Stored records
────────────────

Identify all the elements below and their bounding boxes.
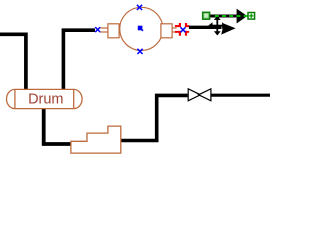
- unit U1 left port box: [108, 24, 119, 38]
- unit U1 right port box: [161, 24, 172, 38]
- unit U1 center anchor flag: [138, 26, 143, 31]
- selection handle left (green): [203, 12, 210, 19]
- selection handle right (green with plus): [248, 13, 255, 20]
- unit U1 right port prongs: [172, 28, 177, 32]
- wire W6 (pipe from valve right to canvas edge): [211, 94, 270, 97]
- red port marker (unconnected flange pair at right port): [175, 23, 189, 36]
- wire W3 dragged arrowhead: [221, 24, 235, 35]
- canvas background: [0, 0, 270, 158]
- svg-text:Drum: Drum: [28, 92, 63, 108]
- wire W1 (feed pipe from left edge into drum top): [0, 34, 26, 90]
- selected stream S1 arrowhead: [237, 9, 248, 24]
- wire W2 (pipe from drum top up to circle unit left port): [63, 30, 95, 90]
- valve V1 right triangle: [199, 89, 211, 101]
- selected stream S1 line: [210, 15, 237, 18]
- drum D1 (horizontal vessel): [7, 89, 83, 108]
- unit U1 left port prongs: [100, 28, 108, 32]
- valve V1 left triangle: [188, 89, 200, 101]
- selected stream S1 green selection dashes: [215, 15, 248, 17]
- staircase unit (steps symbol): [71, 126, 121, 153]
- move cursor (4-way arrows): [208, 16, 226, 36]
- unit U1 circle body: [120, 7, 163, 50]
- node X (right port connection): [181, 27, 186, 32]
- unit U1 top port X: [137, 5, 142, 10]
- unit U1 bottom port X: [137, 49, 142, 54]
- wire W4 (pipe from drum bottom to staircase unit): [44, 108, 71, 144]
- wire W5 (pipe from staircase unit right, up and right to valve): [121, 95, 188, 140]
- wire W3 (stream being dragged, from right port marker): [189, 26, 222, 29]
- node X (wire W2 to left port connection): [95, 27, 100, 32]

────────────────

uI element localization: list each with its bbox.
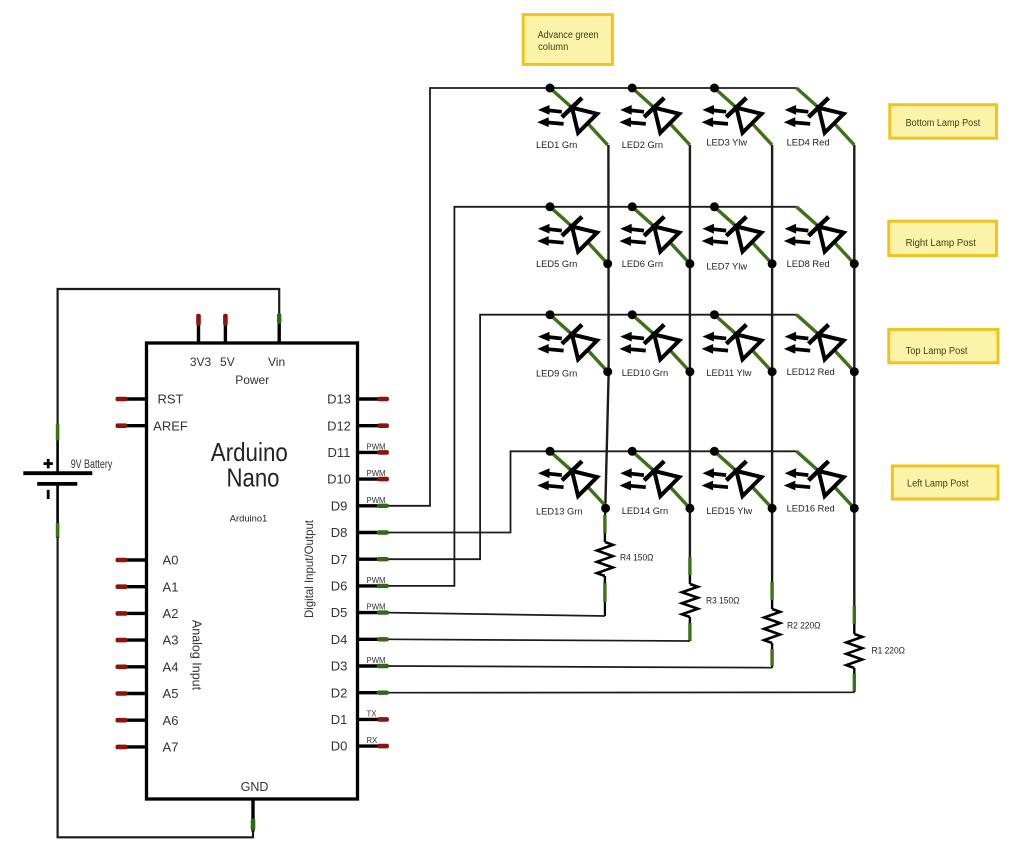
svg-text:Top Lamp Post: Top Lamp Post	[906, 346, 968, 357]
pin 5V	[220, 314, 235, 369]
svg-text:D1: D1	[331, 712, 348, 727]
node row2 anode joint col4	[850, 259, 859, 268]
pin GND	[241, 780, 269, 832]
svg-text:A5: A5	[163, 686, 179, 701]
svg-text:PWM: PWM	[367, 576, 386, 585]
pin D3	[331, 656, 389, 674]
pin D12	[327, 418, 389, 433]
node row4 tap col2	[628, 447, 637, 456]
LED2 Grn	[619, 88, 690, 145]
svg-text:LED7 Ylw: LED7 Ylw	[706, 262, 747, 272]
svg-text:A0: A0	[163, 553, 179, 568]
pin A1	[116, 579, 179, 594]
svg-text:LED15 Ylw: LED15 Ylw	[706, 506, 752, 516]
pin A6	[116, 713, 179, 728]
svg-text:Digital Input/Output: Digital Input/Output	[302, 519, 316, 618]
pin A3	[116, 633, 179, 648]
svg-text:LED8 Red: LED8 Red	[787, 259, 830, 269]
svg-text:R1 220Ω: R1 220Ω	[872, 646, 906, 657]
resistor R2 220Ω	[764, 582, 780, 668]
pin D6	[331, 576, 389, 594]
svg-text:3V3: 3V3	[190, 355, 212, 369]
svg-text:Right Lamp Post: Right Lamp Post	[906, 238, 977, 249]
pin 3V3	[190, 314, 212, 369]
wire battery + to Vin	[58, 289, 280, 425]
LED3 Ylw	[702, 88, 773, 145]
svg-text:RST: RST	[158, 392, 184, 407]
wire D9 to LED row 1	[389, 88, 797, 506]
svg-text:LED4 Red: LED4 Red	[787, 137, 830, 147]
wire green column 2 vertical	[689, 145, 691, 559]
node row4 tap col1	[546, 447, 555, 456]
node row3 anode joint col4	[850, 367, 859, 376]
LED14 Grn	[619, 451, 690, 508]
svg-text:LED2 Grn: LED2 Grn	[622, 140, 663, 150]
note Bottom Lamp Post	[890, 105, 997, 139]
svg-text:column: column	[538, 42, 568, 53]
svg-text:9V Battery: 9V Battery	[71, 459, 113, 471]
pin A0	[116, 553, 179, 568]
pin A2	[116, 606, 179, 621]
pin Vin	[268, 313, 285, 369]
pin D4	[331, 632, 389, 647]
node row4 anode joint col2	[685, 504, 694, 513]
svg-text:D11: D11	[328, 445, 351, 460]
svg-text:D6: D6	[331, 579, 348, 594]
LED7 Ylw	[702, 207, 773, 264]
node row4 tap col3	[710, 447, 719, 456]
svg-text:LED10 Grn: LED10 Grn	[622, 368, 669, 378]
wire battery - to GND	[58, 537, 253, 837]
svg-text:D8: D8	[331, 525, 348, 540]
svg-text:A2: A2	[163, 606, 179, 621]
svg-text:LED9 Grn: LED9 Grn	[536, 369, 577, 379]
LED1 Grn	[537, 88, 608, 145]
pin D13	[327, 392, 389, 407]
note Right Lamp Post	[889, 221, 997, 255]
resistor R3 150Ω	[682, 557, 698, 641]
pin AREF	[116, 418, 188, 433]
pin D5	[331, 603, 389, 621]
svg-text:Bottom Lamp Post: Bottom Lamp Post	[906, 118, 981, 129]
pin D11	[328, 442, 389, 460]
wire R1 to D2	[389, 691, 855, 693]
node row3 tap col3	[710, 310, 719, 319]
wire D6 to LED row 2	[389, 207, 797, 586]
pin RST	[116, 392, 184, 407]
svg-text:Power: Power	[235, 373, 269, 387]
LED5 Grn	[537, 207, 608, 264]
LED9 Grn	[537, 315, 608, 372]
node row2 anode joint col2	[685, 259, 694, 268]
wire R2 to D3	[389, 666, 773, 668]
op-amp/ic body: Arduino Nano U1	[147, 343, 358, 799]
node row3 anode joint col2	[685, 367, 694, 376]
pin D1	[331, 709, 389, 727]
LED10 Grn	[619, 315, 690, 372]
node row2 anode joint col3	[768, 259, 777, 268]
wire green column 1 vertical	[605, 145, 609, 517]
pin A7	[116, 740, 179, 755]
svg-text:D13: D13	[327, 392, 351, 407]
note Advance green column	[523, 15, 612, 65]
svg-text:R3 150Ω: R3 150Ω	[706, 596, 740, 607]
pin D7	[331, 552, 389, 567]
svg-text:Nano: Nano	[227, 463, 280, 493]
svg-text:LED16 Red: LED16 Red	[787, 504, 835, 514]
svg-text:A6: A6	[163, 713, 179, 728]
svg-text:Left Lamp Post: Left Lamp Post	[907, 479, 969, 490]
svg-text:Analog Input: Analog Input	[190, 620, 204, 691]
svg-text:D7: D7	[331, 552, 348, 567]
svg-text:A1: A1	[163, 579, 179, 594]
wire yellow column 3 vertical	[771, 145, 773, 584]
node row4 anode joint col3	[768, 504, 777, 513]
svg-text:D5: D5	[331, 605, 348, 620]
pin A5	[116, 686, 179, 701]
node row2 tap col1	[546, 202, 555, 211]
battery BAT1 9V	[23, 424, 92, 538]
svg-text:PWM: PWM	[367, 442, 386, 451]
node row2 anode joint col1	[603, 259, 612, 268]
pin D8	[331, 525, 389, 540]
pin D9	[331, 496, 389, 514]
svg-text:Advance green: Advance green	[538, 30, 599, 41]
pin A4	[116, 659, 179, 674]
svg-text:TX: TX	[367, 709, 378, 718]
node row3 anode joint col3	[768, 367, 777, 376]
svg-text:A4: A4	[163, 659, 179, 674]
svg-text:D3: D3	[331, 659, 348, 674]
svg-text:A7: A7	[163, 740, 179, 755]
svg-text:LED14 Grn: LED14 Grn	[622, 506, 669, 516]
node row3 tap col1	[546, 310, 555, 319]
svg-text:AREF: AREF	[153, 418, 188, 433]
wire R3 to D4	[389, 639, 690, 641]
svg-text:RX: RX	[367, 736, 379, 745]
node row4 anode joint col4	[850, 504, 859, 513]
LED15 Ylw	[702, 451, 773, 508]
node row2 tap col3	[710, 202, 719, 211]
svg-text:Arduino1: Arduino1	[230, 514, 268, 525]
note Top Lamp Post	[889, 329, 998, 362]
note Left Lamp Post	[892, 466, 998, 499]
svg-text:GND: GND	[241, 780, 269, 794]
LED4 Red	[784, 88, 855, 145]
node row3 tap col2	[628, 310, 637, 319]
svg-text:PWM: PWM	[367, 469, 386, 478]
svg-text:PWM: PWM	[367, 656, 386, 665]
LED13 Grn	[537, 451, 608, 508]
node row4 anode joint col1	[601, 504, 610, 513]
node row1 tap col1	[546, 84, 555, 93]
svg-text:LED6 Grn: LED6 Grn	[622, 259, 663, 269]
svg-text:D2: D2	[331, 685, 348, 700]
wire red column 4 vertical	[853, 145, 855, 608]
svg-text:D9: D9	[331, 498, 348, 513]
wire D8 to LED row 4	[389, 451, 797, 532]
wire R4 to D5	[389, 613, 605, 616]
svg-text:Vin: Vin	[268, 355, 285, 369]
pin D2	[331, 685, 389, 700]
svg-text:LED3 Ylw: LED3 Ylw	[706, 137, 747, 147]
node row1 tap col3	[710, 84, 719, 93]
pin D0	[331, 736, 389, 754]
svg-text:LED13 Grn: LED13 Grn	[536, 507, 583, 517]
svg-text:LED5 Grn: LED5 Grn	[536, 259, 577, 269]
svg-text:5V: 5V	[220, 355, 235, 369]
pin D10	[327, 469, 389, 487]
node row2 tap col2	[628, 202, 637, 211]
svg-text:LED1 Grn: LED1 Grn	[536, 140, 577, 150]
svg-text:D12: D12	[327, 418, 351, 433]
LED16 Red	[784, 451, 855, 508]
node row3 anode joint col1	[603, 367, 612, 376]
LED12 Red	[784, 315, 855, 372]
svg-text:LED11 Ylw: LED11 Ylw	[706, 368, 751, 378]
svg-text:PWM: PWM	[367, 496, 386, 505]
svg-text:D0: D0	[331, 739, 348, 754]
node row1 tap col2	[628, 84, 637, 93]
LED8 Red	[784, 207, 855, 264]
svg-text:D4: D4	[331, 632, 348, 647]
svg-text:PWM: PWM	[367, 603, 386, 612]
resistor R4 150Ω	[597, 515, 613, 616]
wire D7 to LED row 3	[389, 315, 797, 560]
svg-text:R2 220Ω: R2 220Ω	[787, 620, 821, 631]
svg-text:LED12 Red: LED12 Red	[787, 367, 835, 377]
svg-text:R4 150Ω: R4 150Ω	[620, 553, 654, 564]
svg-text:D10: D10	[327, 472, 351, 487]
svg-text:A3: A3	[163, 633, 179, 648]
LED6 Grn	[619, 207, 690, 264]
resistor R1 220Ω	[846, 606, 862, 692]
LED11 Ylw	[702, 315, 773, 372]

────────────────

- **To do**:
Reproduce the data lines verbatim, from the line with "svg-text:Top Lamp Post: Top" to the line with "svg-text:LED15 Ylw: LED15", including both of those lines.

- **Reply**:
svg-text:Top Lamp Post: Top Lamp Post	[906, 346, 968, 357]
pin 5V	[220, 314, 235, 369]
svg-text:D1: D1	[331, 712, 348, 727]
node row2 anode joint col4	[850, 259, 859, 268]
pin GND	[241, 780, 269, 832]
svg-text:A5: A5	[163, 686, 179, 701]
svg-text:PWM: PWM	[367, 576, 386, 585]
pin D3	[331, 656, 389, 674]
pin D12	[327, 418, 389, 433]
node row4 tap col2	[628, 447, 637, 456]
LED2 Grn	[619, 88, 690, 145]
svg-text:LED7 Ylw: LED7 Ylw	[706, 262, 747, 272]
svg-text:A0: A0	[163, 553, 179, 568]
pin A1	[116, 579, 179, 594]
svg-text:LED15 Ylw: LED15 Ylw	[706, 506, 752, 516]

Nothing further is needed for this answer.